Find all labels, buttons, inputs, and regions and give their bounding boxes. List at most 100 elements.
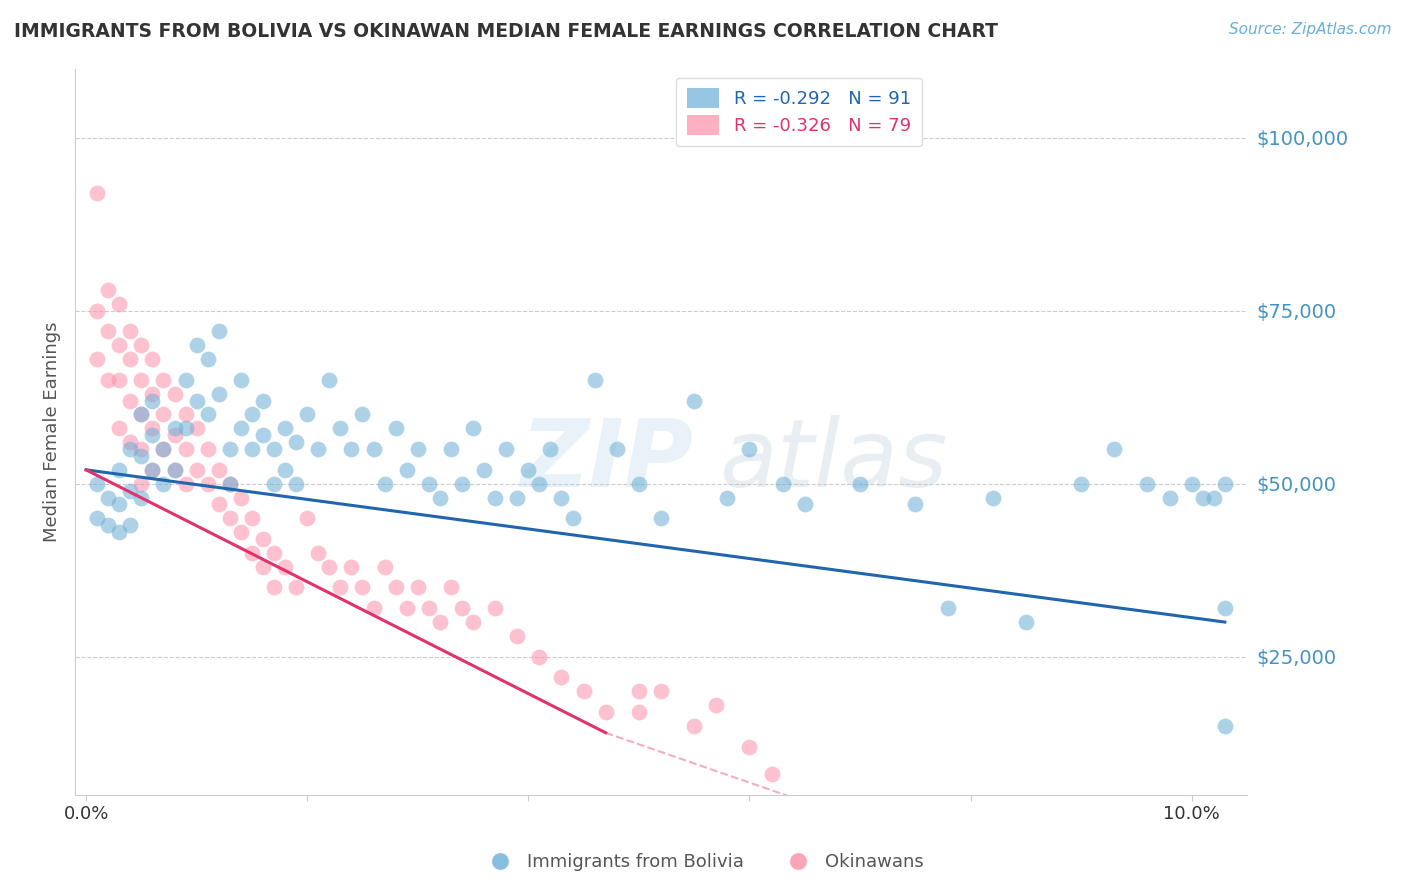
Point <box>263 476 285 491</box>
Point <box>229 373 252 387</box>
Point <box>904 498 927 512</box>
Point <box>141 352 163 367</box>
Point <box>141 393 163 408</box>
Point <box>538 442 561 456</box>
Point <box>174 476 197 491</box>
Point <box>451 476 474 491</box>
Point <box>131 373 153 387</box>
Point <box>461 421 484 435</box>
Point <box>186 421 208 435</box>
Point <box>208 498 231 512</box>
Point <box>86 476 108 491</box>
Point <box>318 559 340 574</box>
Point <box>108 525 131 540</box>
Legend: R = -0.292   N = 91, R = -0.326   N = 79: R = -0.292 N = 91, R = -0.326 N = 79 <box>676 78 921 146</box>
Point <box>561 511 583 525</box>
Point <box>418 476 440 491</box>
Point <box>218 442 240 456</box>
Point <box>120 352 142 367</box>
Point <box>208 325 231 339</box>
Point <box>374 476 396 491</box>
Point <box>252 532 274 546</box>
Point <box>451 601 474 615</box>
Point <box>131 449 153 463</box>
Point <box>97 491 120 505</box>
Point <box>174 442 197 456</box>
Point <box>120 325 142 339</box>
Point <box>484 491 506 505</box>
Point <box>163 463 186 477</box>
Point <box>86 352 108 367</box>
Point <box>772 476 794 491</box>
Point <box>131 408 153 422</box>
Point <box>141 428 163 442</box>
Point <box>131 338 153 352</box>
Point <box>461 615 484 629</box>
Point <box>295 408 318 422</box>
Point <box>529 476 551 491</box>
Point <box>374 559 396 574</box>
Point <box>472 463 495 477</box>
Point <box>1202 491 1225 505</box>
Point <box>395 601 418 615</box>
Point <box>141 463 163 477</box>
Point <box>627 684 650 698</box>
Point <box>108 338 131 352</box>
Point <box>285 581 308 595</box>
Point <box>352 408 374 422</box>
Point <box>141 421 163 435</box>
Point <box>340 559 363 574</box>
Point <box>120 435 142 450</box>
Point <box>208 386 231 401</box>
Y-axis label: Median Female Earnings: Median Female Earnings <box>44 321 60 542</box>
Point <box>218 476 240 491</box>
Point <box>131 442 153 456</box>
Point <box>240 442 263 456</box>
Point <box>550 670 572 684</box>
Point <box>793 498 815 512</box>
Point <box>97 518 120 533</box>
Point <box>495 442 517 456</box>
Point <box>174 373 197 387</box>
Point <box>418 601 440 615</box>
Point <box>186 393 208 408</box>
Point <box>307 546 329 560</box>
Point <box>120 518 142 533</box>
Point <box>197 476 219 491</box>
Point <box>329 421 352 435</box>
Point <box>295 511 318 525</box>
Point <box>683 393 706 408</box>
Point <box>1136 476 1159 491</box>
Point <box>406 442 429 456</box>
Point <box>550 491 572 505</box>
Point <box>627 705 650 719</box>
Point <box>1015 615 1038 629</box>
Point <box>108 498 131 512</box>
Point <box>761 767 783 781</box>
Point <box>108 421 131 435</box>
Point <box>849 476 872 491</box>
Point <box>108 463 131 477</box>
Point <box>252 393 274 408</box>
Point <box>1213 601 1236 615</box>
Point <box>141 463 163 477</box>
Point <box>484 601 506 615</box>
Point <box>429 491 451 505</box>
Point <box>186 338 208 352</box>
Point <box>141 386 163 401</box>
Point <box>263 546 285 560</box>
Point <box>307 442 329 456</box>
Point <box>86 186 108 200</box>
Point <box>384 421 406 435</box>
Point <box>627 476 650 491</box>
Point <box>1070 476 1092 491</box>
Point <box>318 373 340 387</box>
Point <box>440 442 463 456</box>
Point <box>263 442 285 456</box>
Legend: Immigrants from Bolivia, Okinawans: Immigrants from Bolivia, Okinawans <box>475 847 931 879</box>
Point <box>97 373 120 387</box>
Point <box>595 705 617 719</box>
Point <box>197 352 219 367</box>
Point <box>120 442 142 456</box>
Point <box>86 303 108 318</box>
• • • • •
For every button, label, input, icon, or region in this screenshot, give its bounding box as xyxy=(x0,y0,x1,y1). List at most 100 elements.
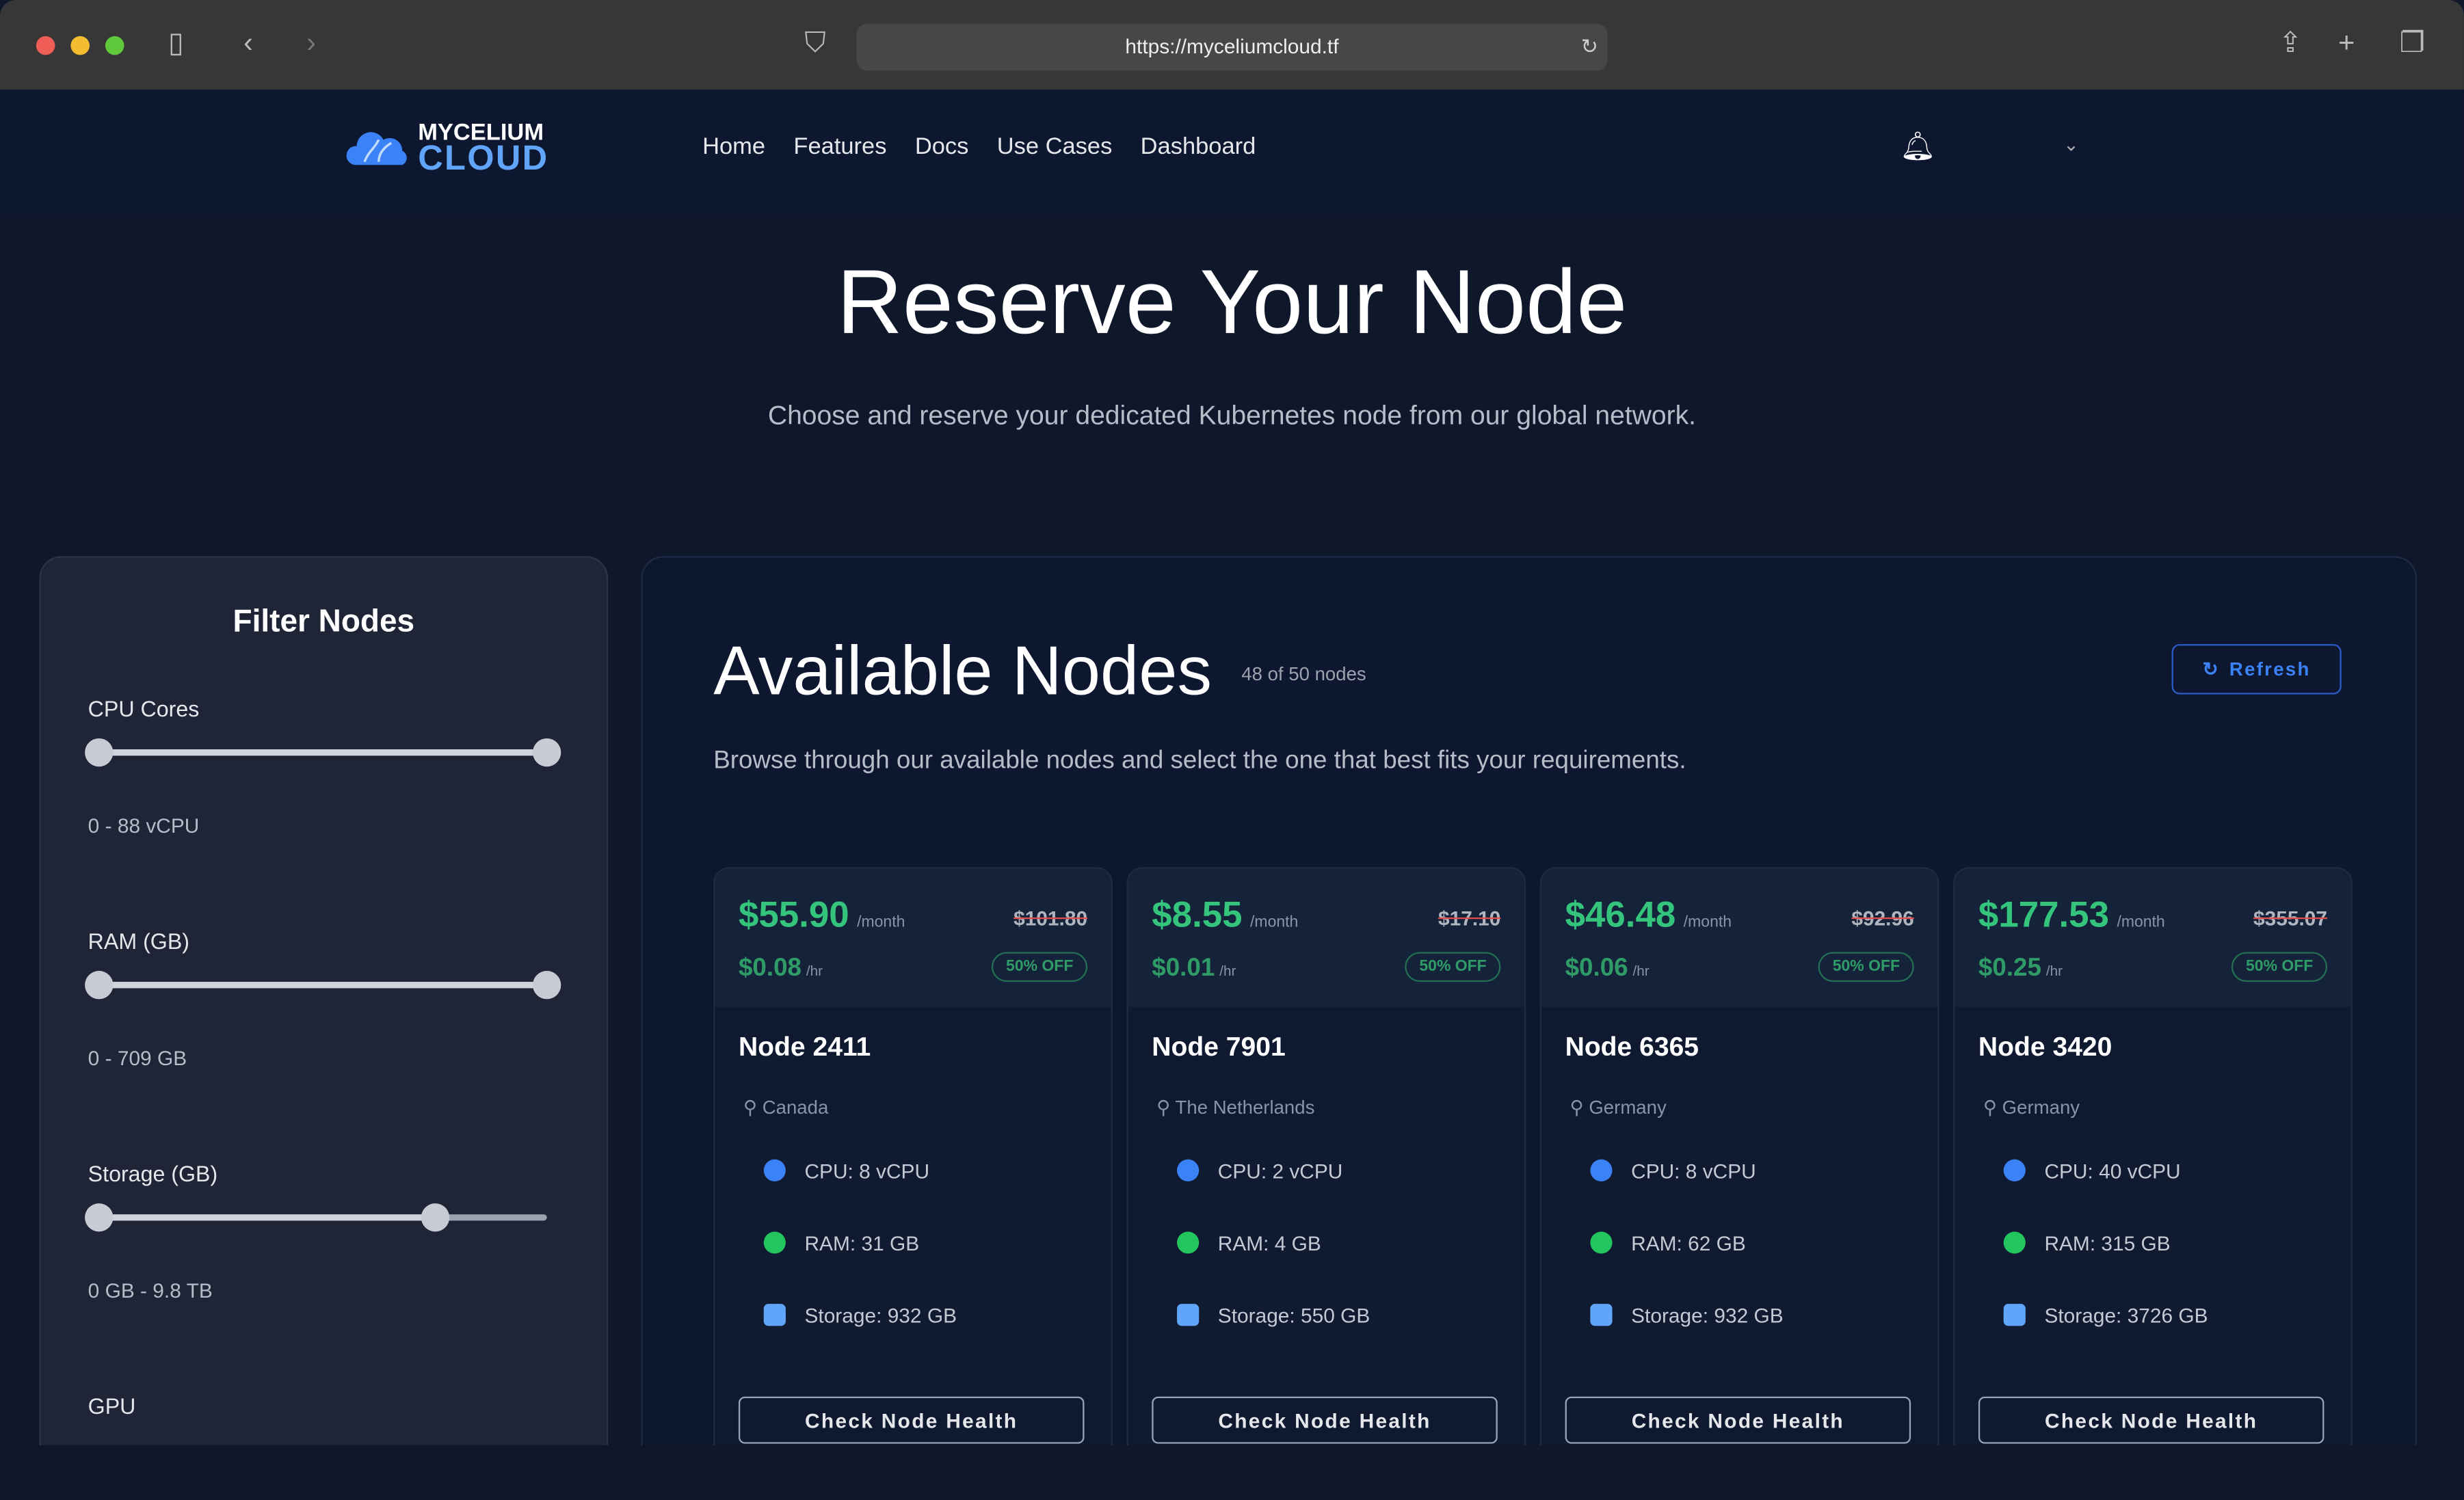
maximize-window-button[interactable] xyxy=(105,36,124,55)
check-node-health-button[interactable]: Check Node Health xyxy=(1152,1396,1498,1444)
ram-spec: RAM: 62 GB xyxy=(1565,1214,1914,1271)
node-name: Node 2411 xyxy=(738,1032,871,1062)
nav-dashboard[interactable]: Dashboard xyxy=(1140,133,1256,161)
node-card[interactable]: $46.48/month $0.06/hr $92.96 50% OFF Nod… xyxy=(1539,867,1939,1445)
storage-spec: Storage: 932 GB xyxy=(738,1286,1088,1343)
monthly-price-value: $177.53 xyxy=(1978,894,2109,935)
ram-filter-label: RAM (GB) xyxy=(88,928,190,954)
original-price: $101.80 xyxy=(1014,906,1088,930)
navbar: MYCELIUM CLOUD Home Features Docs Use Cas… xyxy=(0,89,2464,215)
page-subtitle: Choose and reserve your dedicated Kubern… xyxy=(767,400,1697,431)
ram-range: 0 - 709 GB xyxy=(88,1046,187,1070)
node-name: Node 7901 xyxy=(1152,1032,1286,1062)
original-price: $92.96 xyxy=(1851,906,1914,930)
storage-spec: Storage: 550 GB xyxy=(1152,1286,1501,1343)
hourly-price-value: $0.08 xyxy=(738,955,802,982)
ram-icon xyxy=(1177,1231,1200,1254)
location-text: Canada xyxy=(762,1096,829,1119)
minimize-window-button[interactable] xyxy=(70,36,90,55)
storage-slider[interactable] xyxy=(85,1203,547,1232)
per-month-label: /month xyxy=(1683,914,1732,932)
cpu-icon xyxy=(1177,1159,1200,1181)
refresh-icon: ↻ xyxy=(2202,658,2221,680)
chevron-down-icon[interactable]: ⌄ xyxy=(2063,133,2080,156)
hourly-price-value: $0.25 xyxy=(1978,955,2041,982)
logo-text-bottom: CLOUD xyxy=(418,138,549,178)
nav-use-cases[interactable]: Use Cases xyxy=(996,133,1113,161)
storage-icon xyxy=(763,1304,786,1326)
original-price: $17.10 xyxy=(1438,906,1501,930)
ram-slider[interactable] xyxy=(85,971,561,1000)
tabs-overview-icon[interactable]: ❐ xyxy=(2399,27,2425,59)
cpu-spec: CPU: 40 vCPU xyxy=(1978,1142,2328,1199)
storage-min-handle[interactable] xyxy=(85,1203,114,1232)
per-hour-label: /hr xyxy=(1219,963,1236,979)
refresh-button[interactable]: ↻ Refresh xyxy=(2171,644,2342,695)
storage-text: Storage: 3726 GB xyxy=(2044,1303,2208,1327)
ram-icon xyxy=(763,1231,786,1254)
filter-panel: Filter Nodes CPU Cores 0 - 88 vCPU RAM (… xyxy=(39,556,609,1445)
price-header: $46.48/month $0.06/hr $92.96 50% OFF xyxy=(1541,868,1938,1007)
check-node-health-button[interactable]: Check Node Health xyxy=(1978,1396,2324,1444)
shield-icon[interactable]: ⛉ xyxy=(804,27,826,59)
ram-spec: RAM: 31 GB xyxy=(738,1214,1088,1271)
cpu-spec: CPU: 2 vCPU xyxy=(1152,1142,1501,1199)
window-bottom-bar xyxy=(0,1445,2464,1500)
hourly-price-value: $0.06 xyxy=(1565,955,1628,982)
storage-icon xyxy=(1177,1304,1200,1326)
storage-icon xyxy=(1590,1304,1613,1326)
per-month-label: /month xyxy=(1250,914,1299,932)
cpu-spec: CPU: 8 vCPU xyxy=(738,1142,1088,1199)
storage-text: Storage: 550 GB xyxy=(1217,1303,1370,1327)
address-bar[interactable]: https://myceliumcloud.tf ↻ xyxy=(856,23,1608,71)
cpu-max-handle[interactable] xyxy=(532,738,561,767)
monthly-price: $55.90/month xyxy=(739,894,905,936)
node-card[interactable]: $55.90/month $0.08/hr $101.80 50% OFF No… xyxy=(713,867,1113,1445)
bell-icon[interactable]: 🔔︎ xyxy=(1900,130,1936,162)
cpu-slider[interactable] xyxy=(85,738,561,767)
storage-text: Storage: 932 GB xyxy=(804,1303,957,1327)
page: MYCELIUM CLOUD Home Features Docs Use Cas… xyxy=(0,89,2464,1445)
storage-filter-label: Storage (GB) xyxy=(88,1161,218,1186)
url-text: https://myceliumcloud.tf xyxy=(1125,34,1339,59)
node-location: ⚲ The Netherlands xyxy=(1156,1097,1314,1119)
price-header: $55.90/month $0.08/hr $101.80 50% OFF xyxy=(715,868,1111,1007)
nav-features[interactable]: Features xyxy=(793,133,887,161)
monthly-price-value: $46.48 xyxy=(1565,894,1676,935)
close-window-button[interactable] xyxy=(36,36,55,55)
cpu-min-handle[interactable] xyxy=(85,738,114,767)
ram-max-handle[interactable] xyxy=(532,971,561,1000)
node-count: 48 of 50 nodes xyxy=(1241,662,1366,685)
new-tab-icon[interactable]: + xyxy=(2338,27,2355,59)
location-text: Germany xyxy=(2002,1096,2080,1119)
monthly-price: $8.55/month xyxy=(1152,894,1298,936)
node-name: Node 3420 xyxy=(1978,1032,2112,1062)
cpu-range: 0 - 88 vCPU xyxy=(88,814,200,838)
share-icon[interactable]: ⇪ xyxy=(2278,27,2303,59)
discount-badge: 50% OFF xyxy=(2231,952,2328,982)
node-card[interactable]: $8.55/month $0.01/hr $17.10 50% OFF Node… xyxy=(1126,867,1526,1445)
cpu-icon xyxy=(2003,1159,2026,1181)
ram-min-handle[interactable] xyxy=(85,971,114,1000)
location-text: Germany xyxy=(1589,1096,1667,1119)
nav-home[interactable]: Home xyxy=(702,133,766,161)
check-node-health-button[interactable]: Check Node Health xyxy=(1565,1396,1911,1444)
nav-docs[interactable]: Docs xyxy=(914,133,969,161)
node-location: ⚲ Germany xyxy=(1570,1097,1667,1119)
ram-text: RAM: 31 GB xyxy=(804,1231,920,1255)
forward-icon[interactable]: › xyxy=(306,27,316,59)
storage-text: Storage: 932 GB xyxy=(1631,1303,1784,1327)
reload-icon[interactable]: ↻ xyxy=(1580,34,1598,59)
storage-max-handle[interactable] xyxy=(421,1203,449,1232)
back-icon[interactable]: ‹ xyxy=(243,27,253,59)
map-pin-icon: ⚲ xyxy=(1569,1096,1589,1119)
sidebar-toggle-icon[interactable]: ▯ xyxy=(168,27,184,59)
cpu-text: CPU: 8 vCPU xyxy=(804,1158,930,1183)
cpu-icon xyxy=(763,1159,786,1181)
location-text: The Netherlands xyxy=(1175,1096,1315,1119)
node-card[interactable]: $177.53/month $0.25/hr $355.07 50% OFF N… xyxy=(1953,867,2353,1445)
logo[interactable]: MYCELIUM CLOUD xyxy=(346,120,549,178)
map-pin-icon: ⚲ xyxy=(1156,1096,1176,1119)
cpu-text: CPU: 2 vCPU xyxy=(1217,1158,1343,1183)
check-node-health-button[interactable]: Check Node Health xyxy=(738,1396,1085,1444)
• • • • •
• [Short task]:
Duplicate the listing from the line with "maximize-window-button[interactable] xyxy=(105,36,124,55)" up to and including the line with "refresh-button[interactable]: ↻ Refresh".

• [Response to this task]:
maximize-window-button[interactable] xyxy=(105,36,124,55)
check-node-health-button[interactable]: Check Node Health xyxy=(1152,1396,1498,1444)
ram-spec: RAM: 62 GB xyxy=(1565,1214,1914,1271)
node-name: Node 2411 xyxy=(738,1032,871,1062)
nav-dashboard[interactable]: Dashboard xyxy=(1140,133,1256,161)
node-card[interactable]: $46.48/month $0.06/hr $92.96 50% OFF Nod… xyxy=(1539,867,1939,1445)
storage-spec: Storage: 932 GB xyxy=(738,1286,1088,1343)
monthly-price-value: $177.53 xyxy=(1978,894,2109,935)
ram-filter-label: RAM (GB) xyxy=(88,928,190,954)
original-price: $101.80 xyxy=(1014,906,1088,930)
navbar: MYCELIUM CLOUD Home Features Docs Use Cas… xyxy=(0,89,2464,215)
page-subtitle: Choose and reserve your dedicated Kubern… xyxy=(767,400,1697,431)
ram-range: 0 - 709 GB xyxy=(88,1046,187,1070)
node-name: Node 7901 xyxy=(1152,1032,1286,1062)
original-price: $92.96 xyxy=(1851,906,1914,930)
storage-spec: Storage: 550 GB xyxy=(1152,1286,1501,1343)
hourly-price-value: $0.08 xyxy=(738,955,802,982)
ram-icon xyxy=(1177,1231,1200,1254)
location-text: Canada xyxy=(762,1096,829,1119)
minimize-window-button[interactable] xyxy=(70,36,90,55)
storage-slider[interactable] xyxy=(85,1203,547,1232)
per-month-label: /month xyxy=(1683,914,1732,932)
cpu-icon xyxy=(1177,1159,1200,1181)
refresh-icon: ↻ xyxy=(2202,658,2221,680)
chevron-down-icon[interactable]: ⌄ xyxy=(2063,133,2080,156)
hourly-price-value: $0.25 xyxy=(1978,955,2041,982)
logo-text-bottom: CLOUD xyxy=(418,138,549,178)
nav-use-cases[interactable]: Use Cases xyxy=(996,133,1113,161)
storage-icon xyxy=(763,1304,786,1326)
original-price: $17.10 xyxy=(1438,906,1501,930)
ram-slider[interactable] xyxy=(85,971,561,1000)
tabs-overview-icon[interactable]: ❐ xyxy=(2399,27,2425,59)
cpu-spec: CPU: 40 vCPU xyxy=(1978,1142,2328,1199)
storage-min-handle[interactable] xyxy=(85,1203,114,1232)
per-hour-label: /hr xyxy=(1219,963,1236,979)
refresh-button[interactable]: ↻ Refresh xyxy=(2171,644,2342,695)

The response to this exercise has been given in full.